Given exercise
Arrange every line of the records below as a numbered list, leaving out any blank lines. Leave the pictures out of your answer.

[Image element box records]
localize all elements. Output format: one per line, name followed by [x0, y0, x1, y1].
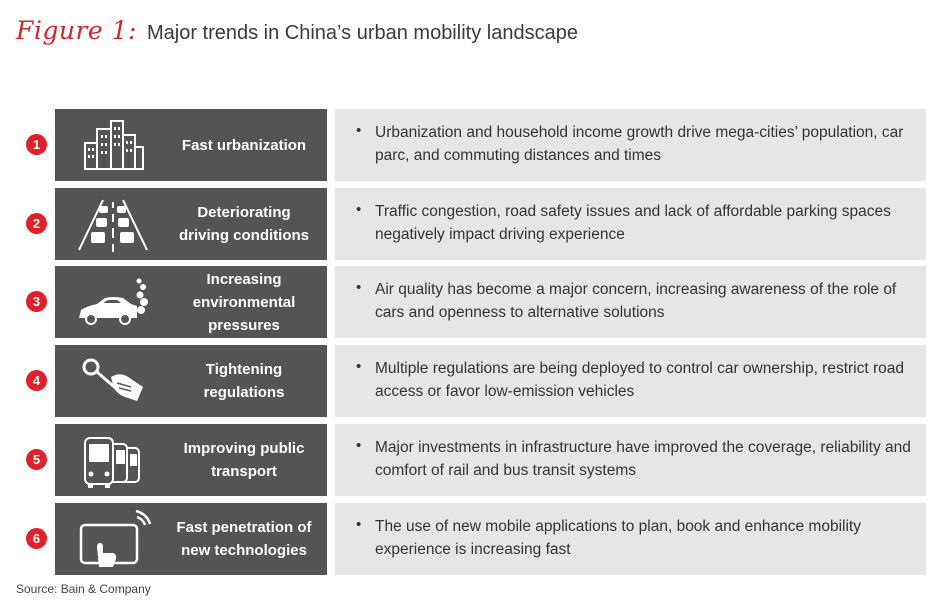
- bullet: •: [356, 516, 362, 533]
- trend-label-panel: Increasing environmental pressures: [55, 266, 327, 338]
- source-note: Source: Bain & Company: [16, 582, 151, 596]
- figure-title: Figure 1: Major trends in China’s urban …: [16, 16, 578, 46]
- trend-label-panel: Fast penetration of new technologies: [55, 503, 327, 575]
- trend-number: 2: [26, 213, 47, 234]
- tablet-touch-icon: [79, 509, 151, 567]
- trend-label-panel: Fast urbanization: [55, 109, 327, 181]
- trend-title: Improving public transport: [183, 440, 305, 480]
- trend-title: Fast urbanization: [181, 136, 307, 154]
- trend-row: 2 Deteriorating driving conditions • Tra…: [0, 188, 950, 260]
- trend-row: 6 Fast penetration of new technologies •…: [0, 503, 950, 575]
- trend-number: 5: [26, 449, 47, 470]
- bullet: •: [356, 201, 362, 218]
- trend-label-panel: Tightening regulations: [55, 345, 327, 417]
- hand-wrench-icon: [82, 358, 143, 401]
- trend-title: Tightening regulations: [203, 361, 285, 401]
- trend-description-panel: • Traffic congestion, road safety issues…: [335, 188, 926, 260]
- trend-description-panel: • Major investments in infrastructure ha…: [335, 424, 926, 496]
- trend-label-panel: Deteriorating driving conditions: [55, 188, 327, 260]
- trend-number: 6: [26, 528, 47, 549]
- trend-description: Urbanization and household income growth…: [375, 124, 904, 164]
- trend-row: 5 Improving public transport • Major inv…: [0, 424, 950, 496]
- trend-description: Air quality has become a major concern, …: [375, 281, 897, 321]
- bullet: •: [356, 279, 362, 296]
- car-exhaust-icon: [79, 278, 148, 325]
- trend-description: Major investments in infrastructure have…: [375, 439, 911, 479]
- trend-number: 4: [26, 370, 47, 391]
- buses-icon: [84, 437, 140, 488]
- figure-heading: Major trends in China’s urban mobility l…: [146, 22, 578, 44]
- trend-title: Deteriorating driving conditions: [179, 204, 309, 244]
- figure-label: Figure 1:: [16, 16, 137, 45]
- trend-title: Increasing environmental pressures: [192, 270, 296, 334]
- trend-number: 3: [26, 291, 47, 312]
- bullet: •: [356, 358, 362, 375]
- trend-row: 4 Tightening regulations • Multiple regu…: [0, 345, 950, 417]
- trend-row: 1 Fast urbanization: [0, 109, 950, 181]
- trend-title: Fast penetration of new technologies: [176, 519, 312, 559]
- traffic-jam-icon: [78, 199, 148, 252]
- trend-label-panel: Improving public transport: [55, 424, 327, 496]
- trend-description-panel: • Air quality has become a major concern…: [335, 266, 926, 338]
- trend-description-panel: • The use of new mobile applications to …: [335, 503, 926, 575]
- trend-description-panel: • Urbanization and household income grow…: [335, 109, 926, 181]
- trend-description: Traffic congestion, road safety issues a…: [375, 203, 891, 243]
- trend-number: 1: [26, 134, 47, 155]
- trend-description: Multiple regulations are being deployed …: [375, 360, 905, 400]
- trend-description-panel: • Multiple regulations are being deploye…: [335, 345, 926, 417]
- bullet: •: [356, 437, 362, 454]
- buildings-icon: [84, 120, 144, 170]
- bullet: •: [356, 122, 362, 139]
- trend-row: 3 Increasing environmental pressures • A…: [0, 266, 950, 338]
- trend-description: The use of new mobile applications to pl…: [375, 518, 861, 558]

The solution
1. localize all elements. Output format: one per line, name followed by [x0, y0, x1, y1].
2. - bullet: •: [356, 516, 362, 533]
3. - trend-label-panel: Increasing environmental pressures: [55, 266, 327, 338]
4. - source-note: Source: Bain & Company: [16, 582, 151, 596]
5. - figure-title: Figure 1: Major trends in China’s urban …: [16, 16, 578, 46]
6. - trend-label-panel: Fast penetration of new technologies: [55, 503, 327, 575]
7. - trend-number: 2: [26, 213, 47, 234]
8. - tablet-touch-icon: [79, 509, 151, 567]
9. - trend-label-panel: Fast urbanization: [55, 109, 327, 181]
10. - trend-title: Improving public transport: [183, 440, 305, 480]
11. - trend-title: Fast urbanization: [181, 136, 307, 154]
12. - trend-row: 2 Deteriorating driving conditions • Tra…: [0, 188, 950, 260]
13. - trend-row: 6 Fast penetration of new technologies •…: [0, 503, 950, 575]
14. - trend-number: 5: [26, 449, 47, 470]
15. - bullet: •: [356, 201, 362, 218]
16. - trend-label-panel: Tightening regulations: [55, 345, 327, 417]
17. - hand-wrench-icon: [82, 358, 143, 401]
18. - trend-title: Tightening regulations: [203, 361, 285, 401]
19. - trend-description-panel: • Traffic congestion, road safety issues…: [335, 188, 926, 260]
20. - trend-description-panel: • Major investments in infrastructure ha…: [335, 424, 926, 496]
21. - trend-label-panel: Deteriorating driving conditions: [55, 188, 327, 260]
22. - trend-number: 6: [26, 528, 47, 549]
23. - trend-description: Urbanization and household income growth…: [375, 124, 904, 164]
24. - trend-row: 5 Improving public transport • Major inv…: [0, 424, 950, 496]
25. - trend-description: Air quality has become a major concern, …: [375, 281, 897, 321]
26. - bullet: •: [356, 279, 362, 296]
27. - car-exhaust-icon: [79, 278, 148, 325]
28. - trend-description: Major investments in infrastructure have…: [375, 439, 911, 479]
29. - trend-number: 4: [26, 370, 47, 391]
30. - buses-icon: [84, 437, 140, 488]
31. - figure-heading: Major trends in China’s urban mobility l…: [146, 22, 578, 44]
32. - trend-title: Deteriorating driving conditions: [179, 204, 309, 244]
33. - figure-label: Figure 1:: [16, 16, 137, 45]
34. - trend-title: Increasing environmental pressures: [192, 270, 296, 334]
35. - trend-number: 3: [26, 291, 47, 312]
36. - bullet: •: [356, 358, 362, 375]
37. - trend-row: 4 Tightening regulations • Multiple regu…: [0, 345, 950, 417]
38. - trend-row: 1 Fast urbanization: [0, 109, 950, 181]
39. - trend-title: Fast penetration of new technologies: [176, 519, 312, 559]
40. - traffic-jam-icon: [78, 199, 148, 252]
41. - trend-label-panel: Improving public transport: [55, 424, 327, 496]
42. - trend-description-panel: • Air quality has become a major concern…: [335, 266, 926, 338]
43. - trend-description-panel: • The use of new mobile applications to …: [335, 503, 926, 575]
44. - trend-description-panel: • Urbanization and household income grow…: [335, 109, 926, 181]
45. - trend-description: Traffic congestion, road safety issues a…: [375, 203, 891, 243]
46. - trend-number: 1: [26, 134, 47, 155]
47. - trend-description: Multiple regulations are being deployed …: [375, 360, 905, 400]
48. - trend-description-panel: • Multiple regulations are being deploye…: [335, 345, 926, 417]
49. - bullet: •: [356, 437, 362, 454]
50. - buildings-icon: [84, 120, 144, 170]
51. - bullet: •: [356, 122, 362, 139]
52. - trend-row: 3 Increasing environmental pressures • A…: [0, 266, 950, 338]
53. - trend-description: The use of new mobile applications to pl…: [375, 518, 861, 558]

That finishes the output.